STATED GOAL: In the listing below, locate the lines that hold the string "reward". Copy those lines.

EXTRACTED RECORDS:
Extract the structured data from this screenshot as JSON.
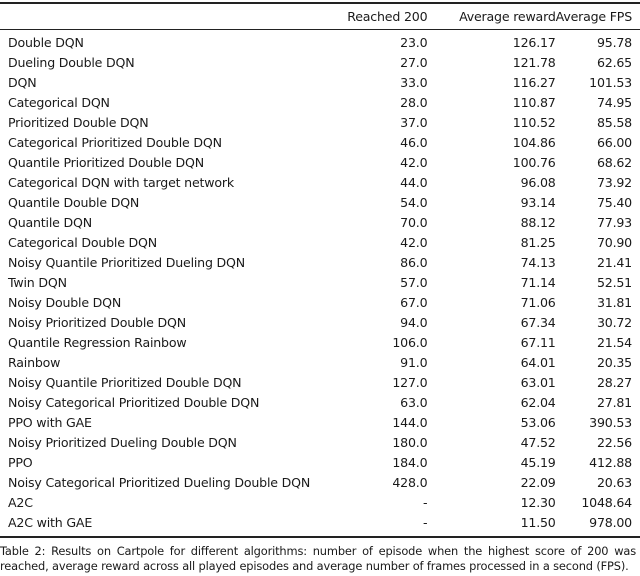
{
  "table": {
    "headers": [
      "",
      "Reached 200",
      "Average reward",
      "Average FPS"
    ],
    "rows": [
      [
        "Double DQN",
        "23.0",
        "126.17",
        "95.78"
      ],
      [
        "Dueling Double DQN",
        "27.0",
        "121.78",
        "62.65"
      ],
      [
        "DQN",
        "33.0",
        "116.27",
        "101.53"
      ],
      [
        "Categorical DQN",
        "28.0",
        "110.87",
        "74.95"
      ],
      [
        "Prioritized Double DQN",
        "37.0",
        "110.52",
        "85.58"
      ],
      [
        "Categorical Prioritized Double DQN",
        "46.0",
        "104.86",
        "66.00"
      ],
      [
        "Quantile Prioritized Double DQN",
        "42.0",
        "100.76",
        "68.62"
      ],
      [
        "Categorical DQN with target network",
        "44.0",
        "96.08",
        "73.92"
      ],
      [
        "Quantile Double DQN",
        "54.0",
        "93.14",
        "75.40"
      ],
      [
        "Quantile DQN",
        "70.0",
        "88.12",
        "77.93"
      ],
      [
        "Categorical Double DQN",
        "42.0",
        "81.25",
        "70.90"
      ],
      [
        "Noisy Quantile Prioritized Dueling DQN",
        "86.0",
        "74.13",
        "21.41"
      ],
      [
        "Twin DQN",
        "57.0",
        "71.14",
        "52.51"
      ],
      [
        "Noisy Double DQN",
        "67.0",
        "71.06",
        "31.81"
      ],
      [
        "Noisy Prioritized Double DQN",
        "94.0",
        "67.34",
        "30.72"
      ],
      [
        "Quantile Regression Rainbow",
        "106.0",
        "67.11",
        "21.54"
      ],
      [
        "Rainbow",
        "91.0",
        "64.01",
        "20.35"
      ],
      [
        "Noisy Quantile Prioritized Double DQN",
        "127.0",
        "63.01",
        "28.27"
      ],
      [
        "Noisy Categorical Prioritized Double DQN",
        "63.0",
        "62.04",
        "27.81"
      ],
      [
        "PPO with GAE",
        "144.0",
        "53.06",
        "390.53"
      ],
      [
        "Noisy Prioritized Dueling Double DQN",
        "180.0",
        "47.52",
        "22.56"
      ],
      [
        "PPO",
        "184.0",
        "45.19",
        "412.88"
      ],
      [
        "Noisy Categorical Prioritized Dueling Double DQN",
        "428.0",
        "22.09",
        "20.63"
      ],
      [
        "A2C",
        "-",
        "12.30",
        "1048.64"
      ],
      [
        "A2C with GAE",
        "-",
        "11.50",
        "978.00"
      ]
    ]
  },
  "caption": "Table 2: Results on Cartpole for different algorithms: number of episode when the highest score of 200 was reached, average reward across all played episodes and average number of frames processed in a second (FPS)."
}
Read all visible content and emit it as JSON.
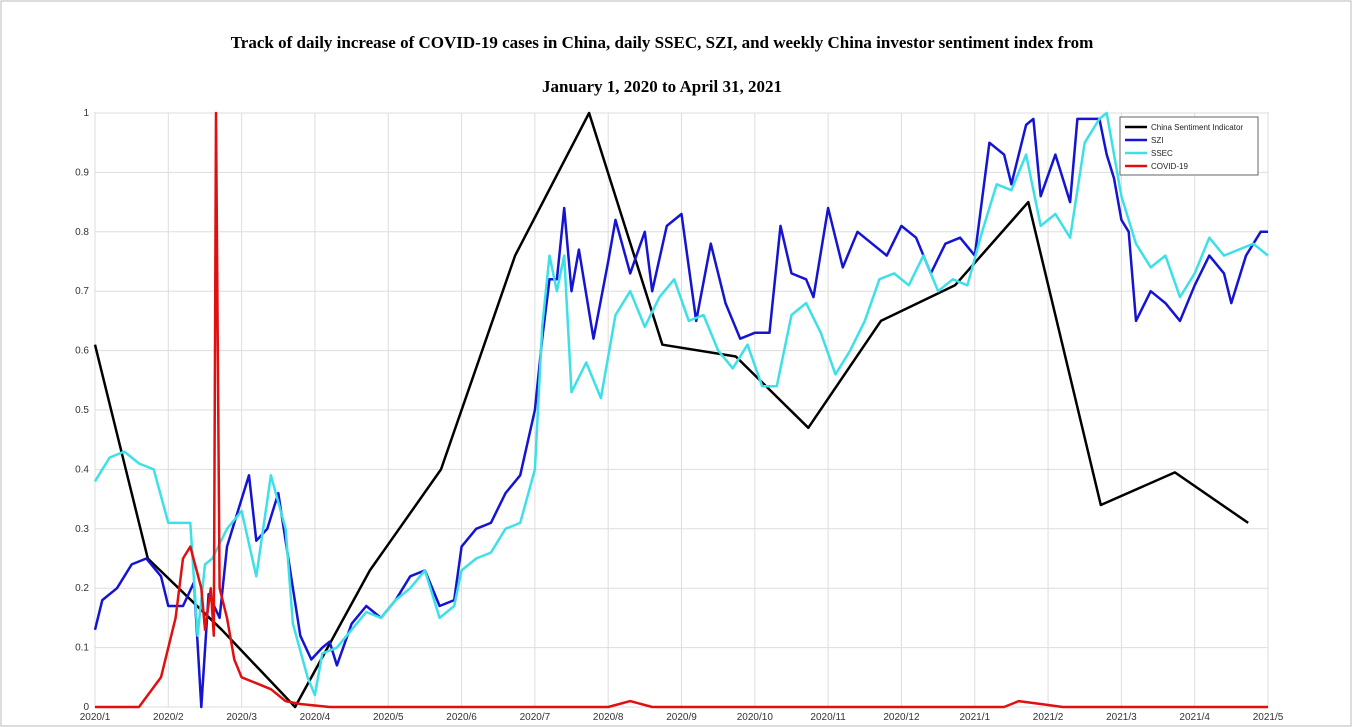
{
  "chart_data": {
    "type": "line",
    "title": "Track of daily increase of COVID-19 cases in China, daily SSEC, SZI, and weekly China investor sentiment index from",
    "subtitle": "January 1, 2020 to April 31, 2021",
    "xlim": [
      0,
      16
    ],
    "xticks": [
      {
        "value": 0,
        "label": "2020/1"
      },
      {
        "value": 1,
        "label": "2020/2"
      },
      {
        "value": 2,
        "label": "2020/3"
      },
      {
        "value": 3,
        "label": "2020/4"
      },
      {
        "value": 4,
        "label": "2020/5"
      },
      {
        "value": 5,
        "label": "2020/6"
      },
      {
        "value": 6,
        "label": "2020/7"
      },
      {
        "value": 7,
        "label": "2020/8"
      },
      {
        "value": 8,
        "label": "2020/9"
      },
      {
        "value": 9,
        "label": "2020/10"
      },
      {
        "value": 10,
        "label": "2020/11"
      },
      {
        "value": 11,
        "label": "2020/12"
      },
      {
        "value": 12,
        "label": "2021/1"
      },
      {
        "value": 13,
        "label": "2021/2"
      },
      {
        "value": 14,
        "label": "2021/3"
      },
      {
        "value": 15,
        "label": "2021/4"
      },
      {
        "value": 16,
        "label": "2021/5"
      }
    ],
    "ylim": [
      0,
      1
    ],
    "yticks": [
      0,
      0.1,
      0.2,
      0.3,
      0.4,
      0.5,
      0.6,
      0.7,
      0.8,
      0.9,
      1
    ],
    "grid": true,
    "legend": "upper-right",
    "series": [
      {
        "name": "China Sentiment Indicator",
        "color": "#000000",
        "x": [
          0,
          0.72,
          1.73,
          2.73,
          3.75,
          4.72,
          5.73,
          6.74,
          7.74,
          8.74,
          9.73,
          10.72,
          11.73,
          12.73,
          13.72,
          14.73,
          15.73
        ],
        "values": [
          0.61,
          0.25,
          0.13,
          0,
          0.23,
          0.4,
          0.76,
          1,
          0.61,
          0.59,
          0.47,
          0.65,
          0.71,
          0.85,
          0.34,
          0.395,
          0.31
        ]
      },
      {
        "name": "SZI",
        "color": "#1414d2",
        "x": [
          0,
          0.1,
          0.3,
          0.5,
          0.7,
          0.9,
          1,
          1.2,
          1.35,
          1.45,
          1.55,
          1.7,
          1.8,
          2,
          2.1,
          2.2,
          2.35,
          2.5,
          2.7,
          2.8,
          2.95,
          3.1,
          3.2,
          3.3,
          3.5,
          3.7,
          3.9,
          4.1,
          4.3,
          4.5,
          4.7,
          4.9,
          5,
          5.2,
          5.4,
          5.6,
          5.8,
          6,
          6.1,
          6.2,
          6.3,
          6.4,
          6.5,
          6.6,
          6.8,
          7,
          7.1,
          7.3,
          7.5,
          7.6,
          7.8,
          8,
          8.2,
          8.4,
          8.6,
          8.8,
          9,
          9.2,
          9.35,
          9.5,
          9.7,
          9.8,
          10,
          10.2,
          10.4,
          10.6,
          10.8,
          11,
          11.2,
          11.4,
          11.6,
          11.8,
          12,
          12.2,
          12.4,
          12.5,
          12.7,
          12.8,
          12.9,
          13.1,
          13.3,
          13.4,
          13.7,
          13.8,
          13.9,
          14,
          14.1,
          14.2,
          14.4,
          14.6,
          14.8,
          15,
          15.2,
          15.4,
          15.5,
          15.7,
          15.9,
          16
        ],
        "values": [
          0.13,
          0.18,
          0.2,
          0.24,
          0.25,
          0.22,
          0.17,
          0.17,
          0.21,
          0,
          0.19,
          0.15,
          0.27,
          0.35,
          0.39,
          0.28,
          0.3,
          0.36,
          0.2,
          0.12,
          0.08,
          0.1,
          0.11,
          0.07,
          0.14,
          0.17,
          0.15,
          0.18,
          0.22,
          0.23,
          0.17,
          0.18,
          0.27,
          0.3,
          0.31,
          0.36,
          0.39,
          0.5,
          0.62,
          0.72,
          0.72,
          0.84,
          0.7,
          0.77,
          0.62,
          0.75,
          0.82,
          0.73,
          0.8,
          0.7,
          0.81,
          0.83,
          0.65,
          0.78,
          0.68,
          0.62,
          0.63,
          0.63,
          0.81,
          0.73,
          0.72,
          0.69,
          0.84,
          0.74,
          0.8,
          0.78,
          0.76,
          0.81,
          0.79,
          0.73,
          0.78,
          0.79,
          0.76,
          0.95,
          0.93,
          0.88,
          0.98,
          0.99,
          0.86,
          0.93,
          0.85,
          0.99,
          0.99,
          0.93,
          0.89,
          0.82,
          0.8,
          0.65,
          0.7,
          0.68,
          0.65,
          0.71,
          0.76,
          0.73,
          0.68,
          0.76,
          0.8,
          0.8
        ]
      },
      {
        "name": "SSEC",
        "color": "#3ee0e8",
        "x": [
          0,
          0.2,
          0.4,
          0.6,
          0.8,
          1,
          1.3,
          1.4,
          1.5,
          1.6,
          1.8,
          2,
          2.2,
          2.4,
          2.6,
          2.7,
          2.9,
          3,
          3.1,
          3.3,
          3.5,
          3.7,
          3.9,
          4.1,
          4.3,
          4.5,
          4.7,
          4.9,
          5,
          5.2,
          5.4,
          5.6,
          5.8,
          6,
          6.1,
          6.2,
          6.3,
          6.4,
          6.5,
          6.7,
          6.9,
          7.1,
          7.3,
          7.5,
          7.7,
          7.9,
          8.1,
          8.3,
          8.5,
          8.7,
          8.9,
          9.1,
          9.3,
          9.5,
          9.7,
          9.9,
          10.1,
          10.3,
          10.5,
          10.7,
          10.9,
          11.1,
          11.3,
          11.5,
          11.7,
          11.9,
          12.1,
          12.3,
          12.5,
          12.7,
          12.9,
          13.1,
          13.3,
          13.5,
          13.7,
          13.8,
          14,
          14.2,
          14.4,
          14.6,
          14.8,
          15,
          15.2,
          15.4,
          15.6,
          15.8,
          16
        ],
        "values": [
          0.38,
          0.42,
          0.43,
          0.41,
          0.4,
          0.31,
          0.31,
          0.12,
          0.24,
          0.25,
          0.3,
          0.33,
          0.22,
          0.39,
          0.3,
          0.14,
          0.05,
          0.02,
          0.09,
          0.1,
          0.13,
          0.16,
          0.15,
          0.18,
          0.2,
          0.23,
          0.15,
          0.17,
          0.23,
          0.25,
          0.26,
          0.3,
          0.31,
          0.4,
          0.64,
          0.76,
          0.7,
          0.76,
          0.53,
          0.58,
          0.52,
          0.66,
          0.7,
          0.64,
          0.69,
          0.72,
          0.65,
          0.66,
          0.6,
          0.57,
          0.61,
          0.54,
          0.54,
          0.66,
          0.68,
          0.63,
          0.56,
          0.6,
          0.65,
          0.72,
          0.73,
          0.71,
          0.76,
          0.7,
          0.72,
          0.71,
          0.8,
          0.88,
          0.87,
          0.93,
          0.81,
          0.83,
          0.79,
          0.95,
          0.99,
          1,
          0.86,
          0.78,
          0.74,
          0.76,
          0.69,
          0.73,
          0.79,
          0.76,
          0.77,
          0.78,
          0.76
        ]
      },
      {
        "name": "COVID-19",
        "color": "#e01010",
        "x": [
          0,
          0.6,
          0.9,
          1.1,
          1.2,
          1.3,
          1.45,
          1.5,
          1.58,
          1.62,
          1.65,
          1.7,
          1.8,
          1.9,
          2,
          2.2,
          2.4,
          2.6,
          2.8,
          3.2,
          7,
          7.3,
          7.6,
          12.4,
          12.6,
          12.9,
          13.2,
          16
        ],
        "values": [
          0,
          0,
          0.05,
          0.15,
          0.25,
          0.27,
          0.2,
          0.13,
          0.2,
          0.12,
          1,
          0.2,
          0.15,
          0.08,
          0.05,
          0.04,
          0.03,
          0.01,
          0.005,
          0,
          0,
          0.01,
          0,
          0,
          0.01,
          0.005,
          0,
          0
        ]
      }
    ]
  }
}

RESPONSE BELOW:
      "Average reward",
  "caption": "Table 2: Results on Cartpole for different algorithms: number of episode when the highest score of 200 was reached, average reward across all played episodes and average number of frames processed in a second (FPS)."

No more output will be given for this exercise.